## [EXERCISE GOAL]
Using the data below, tally the lines that include the string "xlabel". Only the number is wanted.

= = =

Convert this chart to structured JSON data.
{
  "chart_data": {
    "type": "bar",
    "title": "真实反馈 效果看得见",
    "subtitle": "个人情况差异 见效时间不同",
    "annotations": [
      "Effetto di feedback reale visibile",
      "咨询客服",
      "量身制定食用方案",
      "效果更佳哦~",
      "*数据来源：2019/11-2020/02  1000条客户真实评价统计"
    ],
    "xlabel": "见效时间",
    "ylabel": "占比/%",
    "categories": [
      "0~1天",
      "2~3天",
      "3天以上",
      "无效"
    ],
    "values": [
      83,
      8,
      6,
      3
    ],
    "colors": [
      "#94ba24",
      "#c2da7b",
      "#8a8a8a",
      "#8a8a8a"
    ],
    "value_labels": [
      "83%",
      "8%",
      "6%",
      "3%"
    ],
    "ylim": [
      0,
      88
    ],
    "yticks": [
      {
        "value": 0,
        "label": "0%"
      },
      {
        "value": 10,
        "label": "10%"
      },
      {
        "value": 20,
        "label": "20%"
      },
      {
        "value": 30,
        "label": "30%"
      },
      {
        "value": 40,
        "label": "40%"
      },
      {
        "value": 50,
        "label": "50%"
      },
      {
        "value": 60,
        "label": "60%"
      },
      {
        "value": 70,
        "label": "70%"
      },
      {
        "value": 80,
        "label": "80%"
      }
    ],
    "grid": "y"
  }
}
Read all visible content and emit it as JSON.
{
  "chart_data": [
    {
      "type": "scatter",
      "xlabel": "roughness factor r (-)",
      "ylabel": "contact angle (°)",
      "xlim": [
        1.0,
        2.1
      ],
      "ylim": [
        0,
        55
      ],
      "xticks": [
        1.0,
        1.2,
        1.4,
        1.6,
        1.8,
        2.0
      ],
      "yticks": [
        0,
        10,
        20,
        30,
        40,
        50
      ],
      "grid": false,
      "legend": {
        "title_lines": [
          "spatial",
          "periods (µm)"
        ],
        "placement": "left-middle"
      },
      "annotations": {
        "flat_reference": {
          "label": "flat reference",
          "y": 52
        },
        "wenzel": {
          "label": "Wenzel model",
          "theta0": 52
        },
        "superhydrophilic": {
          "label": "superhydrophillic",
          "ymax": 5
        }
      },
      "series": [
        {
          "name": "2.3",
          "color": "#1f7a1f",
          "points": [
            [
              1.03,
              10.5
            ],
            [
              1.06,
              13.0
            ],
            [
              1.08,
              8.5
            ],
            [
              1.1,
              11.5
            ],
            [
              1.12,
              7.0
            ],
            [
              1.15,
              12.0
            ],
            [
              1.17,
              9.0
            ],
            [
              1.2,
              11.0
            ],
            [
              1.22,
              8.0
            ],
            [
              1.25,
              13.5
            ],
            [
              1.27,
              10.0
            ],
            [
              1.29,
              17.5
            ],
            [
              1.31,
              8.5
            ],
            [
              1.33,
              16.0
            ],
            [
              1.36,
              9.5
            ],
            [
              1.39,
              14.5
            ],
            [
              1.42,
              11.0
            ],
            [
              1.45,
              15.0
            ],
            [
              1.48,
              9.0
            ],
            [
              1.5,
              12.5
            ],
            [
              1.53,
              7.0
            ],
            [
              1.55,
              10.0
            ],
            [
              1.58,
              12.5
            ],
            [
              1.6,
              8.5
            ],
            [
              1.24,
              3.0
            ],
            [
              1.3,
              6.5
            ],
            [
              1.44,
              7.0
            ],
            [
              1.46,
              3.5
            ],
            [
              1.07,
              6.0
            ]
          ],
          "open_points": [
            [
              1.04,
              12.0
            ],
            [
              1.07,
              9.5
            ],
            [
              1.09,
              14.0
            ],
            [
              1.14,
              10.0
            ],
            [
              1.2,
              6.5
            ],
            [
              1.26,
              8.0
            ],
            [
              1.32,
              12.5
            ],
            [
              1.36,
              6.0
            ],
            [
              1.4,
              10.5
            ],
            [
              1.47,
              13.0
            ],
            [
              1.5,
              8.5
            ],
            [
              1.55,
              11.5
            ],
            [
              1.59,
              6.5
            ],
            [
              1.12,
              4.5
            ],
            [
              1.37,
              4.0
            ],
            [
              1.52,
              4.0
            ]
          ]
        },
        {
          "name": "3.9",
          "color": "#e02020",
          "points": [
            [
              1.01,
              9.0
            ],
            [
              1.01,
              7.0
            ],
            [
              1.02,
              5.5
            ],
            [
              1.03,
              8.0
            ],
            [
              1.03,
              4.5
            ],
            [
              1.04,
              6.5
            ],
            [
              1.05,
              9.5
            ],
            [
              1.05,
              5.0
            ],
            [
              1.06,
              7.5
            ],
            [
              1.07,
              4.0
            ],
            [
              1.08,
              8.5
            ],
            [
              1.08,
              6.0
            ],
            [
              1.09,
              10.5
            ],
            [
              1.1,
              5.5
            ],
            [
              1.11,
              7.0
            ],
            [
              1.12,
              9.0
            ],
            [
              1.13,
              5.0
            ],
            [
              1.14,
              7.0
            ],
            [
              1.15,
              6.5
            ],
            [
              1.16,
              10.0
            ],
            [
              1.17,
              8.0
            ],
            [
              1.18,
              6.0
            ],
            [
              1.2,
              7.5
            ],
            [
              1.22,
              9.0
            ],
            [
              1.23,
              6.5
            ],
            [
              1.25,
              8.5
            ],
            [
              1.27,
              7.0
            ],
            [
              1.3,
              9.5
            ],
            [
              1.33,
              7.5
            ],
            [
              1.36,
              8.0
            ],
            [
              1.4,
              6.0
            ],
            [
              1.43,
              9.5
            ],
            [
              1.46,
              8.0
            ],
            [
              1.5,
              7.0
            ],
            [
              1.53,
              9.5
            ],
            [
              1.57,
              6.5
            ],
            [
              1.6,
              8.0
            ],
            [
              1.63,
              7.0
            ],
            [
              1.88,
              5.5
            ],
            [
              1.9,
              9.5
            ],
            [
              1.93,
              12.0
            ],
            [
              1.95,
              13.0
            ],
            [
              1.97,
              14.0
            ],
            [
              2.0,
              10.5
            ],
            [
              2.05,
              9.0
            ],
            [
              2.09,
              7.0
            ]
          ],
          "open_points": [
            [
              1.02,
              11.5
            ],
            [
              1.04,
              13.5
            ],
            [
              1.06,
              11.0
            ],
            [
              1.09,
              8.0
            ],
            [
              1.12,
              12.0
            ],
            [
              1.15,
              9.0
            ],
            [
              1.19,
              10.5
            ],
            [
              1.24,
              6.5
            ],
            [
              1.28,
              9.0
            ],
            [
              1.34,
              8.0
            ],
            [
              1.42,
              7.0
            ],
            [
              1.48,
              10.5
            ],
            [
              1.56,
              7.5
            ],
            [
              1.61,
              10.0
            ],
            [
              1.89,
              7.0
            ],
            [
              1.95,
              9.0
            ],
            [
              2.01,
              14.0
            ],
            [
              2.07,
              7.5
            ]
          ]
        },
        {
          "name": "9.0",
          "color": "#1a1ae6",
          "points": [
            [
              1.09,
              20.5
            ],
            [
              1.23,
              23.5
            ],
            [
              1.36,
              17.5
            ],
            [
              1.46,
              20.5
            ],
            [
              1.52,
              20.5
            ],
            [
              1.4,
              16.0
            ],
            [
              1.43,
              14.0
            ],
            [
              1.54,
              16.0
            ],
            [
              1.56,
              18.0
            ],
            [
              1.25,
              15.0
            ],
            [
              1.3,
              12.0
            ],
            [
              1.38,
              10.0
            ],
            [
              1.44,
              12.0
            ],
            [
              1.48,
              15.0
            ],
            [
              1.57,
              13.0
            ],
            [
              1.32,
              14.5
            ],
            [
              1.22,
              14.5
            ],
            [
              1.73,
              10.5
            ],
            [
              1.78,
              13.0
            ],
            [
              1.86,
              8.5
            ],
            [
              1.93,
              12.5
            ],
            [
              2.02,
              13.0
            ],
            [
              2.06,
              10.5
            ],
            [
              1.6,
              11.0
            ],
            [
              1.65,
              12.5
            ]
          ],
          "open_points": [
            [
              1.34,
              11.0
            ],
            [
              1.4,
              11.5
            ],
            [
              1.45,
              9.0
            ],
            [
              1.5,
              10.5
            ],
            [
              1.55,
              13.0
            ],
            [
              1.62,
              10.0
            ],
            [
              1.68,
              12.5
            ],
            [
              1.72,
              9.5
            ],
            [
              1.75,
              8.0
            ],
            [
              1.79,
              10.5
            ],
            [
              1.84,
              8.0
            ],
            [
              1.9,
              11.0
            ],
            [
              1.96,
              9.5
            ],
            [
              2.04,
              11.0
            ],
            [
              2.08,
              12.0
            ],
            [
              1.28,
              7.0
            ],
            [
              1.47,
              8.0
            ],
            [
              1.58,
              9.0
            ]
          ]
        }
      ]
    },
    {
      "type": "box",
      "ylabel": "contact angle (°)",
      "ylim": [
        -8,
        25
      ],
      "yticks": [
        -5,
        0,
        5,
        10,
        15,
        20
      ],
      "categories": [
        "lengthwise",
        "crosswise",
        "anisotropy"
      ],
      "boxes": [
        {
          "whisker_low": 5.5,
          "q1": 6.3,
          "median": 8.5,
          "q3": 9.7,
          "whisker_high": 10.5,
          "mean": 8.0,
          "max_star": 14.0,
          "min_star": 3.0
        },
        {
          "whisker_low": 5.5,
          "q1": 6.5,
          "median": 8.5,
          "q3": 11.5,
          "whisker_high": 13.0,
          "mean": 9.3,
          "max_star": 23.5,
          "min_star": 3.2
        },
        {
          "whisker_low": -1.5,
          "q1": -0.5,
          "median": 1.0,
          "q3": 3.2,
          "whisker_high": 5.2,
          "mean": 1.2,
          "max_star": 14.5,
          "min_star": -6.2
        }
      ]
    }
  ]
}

= = =

## [FINISHED EXERCISE]
2